● **WHAT IS BEING ASKED**:
Gather the lines below that include the string "Expression", copying each in full.

════════════════════

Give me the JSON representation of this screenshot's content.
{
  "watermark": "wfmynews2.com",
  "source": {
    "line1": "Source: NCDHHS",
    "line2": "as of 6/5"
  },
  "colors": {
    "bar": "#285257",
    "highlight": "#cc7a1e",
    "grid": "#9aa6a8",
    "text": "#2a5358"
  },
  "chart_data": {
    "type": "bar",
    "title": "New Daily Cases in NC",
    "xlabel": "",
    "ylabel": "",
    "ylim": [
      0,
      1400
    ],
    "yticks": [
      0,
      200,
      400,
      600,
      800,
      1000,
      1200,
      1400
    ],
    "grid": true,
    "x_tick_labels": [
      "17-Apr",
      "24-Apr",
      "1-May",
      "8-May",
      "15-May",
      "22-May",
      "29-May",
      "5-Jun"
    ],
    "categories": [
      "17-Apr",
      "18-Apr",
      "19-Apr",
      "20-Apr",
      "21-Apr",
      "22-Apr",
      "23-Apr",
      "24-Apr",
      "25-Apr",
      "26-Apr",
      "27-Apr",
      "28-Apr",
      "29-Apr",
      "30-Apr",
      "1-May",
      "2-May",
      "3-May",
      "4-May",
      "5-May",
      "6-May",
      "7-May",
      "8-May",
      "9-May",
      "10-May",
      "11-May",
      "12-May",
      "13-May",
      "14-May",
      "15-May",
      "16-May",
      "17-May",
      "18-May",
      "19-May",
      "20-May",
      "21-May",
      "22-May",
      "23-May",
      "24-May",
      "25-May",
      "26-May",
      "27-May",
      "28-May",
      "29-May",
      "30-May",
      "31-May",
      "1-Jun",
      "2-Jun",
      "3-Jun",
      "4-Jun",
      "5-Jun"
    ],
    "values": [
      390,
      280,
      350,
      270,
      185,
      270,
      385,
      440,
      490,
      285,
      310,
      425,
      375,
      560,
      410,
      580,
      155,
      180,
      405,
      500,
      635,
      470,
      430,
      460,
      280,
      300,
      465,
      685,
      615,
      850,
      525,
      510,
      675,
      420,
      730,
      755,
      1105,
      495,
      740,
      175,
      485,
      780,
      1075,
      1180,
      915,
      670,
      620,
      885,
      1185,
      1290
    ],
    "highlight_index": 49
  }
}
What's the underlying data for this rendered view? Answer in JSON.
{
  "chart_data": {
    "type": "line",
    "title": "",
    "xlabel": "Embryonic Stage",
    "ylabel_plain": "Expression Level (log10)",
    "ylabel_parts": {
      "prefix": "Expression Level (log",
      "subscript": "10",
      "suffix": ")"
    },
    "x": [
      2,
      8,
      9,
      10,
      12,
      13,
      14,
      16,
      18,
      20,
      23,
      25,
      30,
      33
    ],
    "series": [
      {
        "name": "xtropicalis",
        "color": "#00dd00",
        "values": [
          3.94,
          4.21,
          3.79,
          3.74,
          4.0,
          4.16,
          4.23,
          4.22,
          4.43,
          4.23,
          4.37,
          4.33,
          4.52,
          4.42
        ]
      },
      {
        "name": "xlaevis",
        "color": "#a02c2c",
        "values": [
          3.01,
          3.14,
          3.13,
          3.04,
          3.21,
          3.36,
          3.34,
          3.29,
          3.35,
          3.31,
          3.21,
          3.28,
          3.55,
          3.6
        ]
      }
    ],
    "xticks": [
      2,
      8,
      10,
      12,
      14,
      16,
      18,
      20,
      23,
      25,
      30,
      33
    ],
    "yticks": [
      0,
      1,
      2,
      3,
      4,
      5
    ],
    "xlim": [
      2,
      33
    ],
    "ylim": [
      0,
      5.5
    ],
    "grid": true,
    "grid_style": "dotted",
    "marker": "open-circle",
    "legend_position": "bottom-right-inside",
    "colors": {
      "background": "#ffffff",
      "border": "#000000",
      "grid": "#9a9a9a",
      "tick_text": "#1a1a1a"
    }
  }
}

════════════════════

● **FULL RESPONSE**:
    "ylabel_plain": "Expression Level (log10)",
      "prefix": "Expression Level (log",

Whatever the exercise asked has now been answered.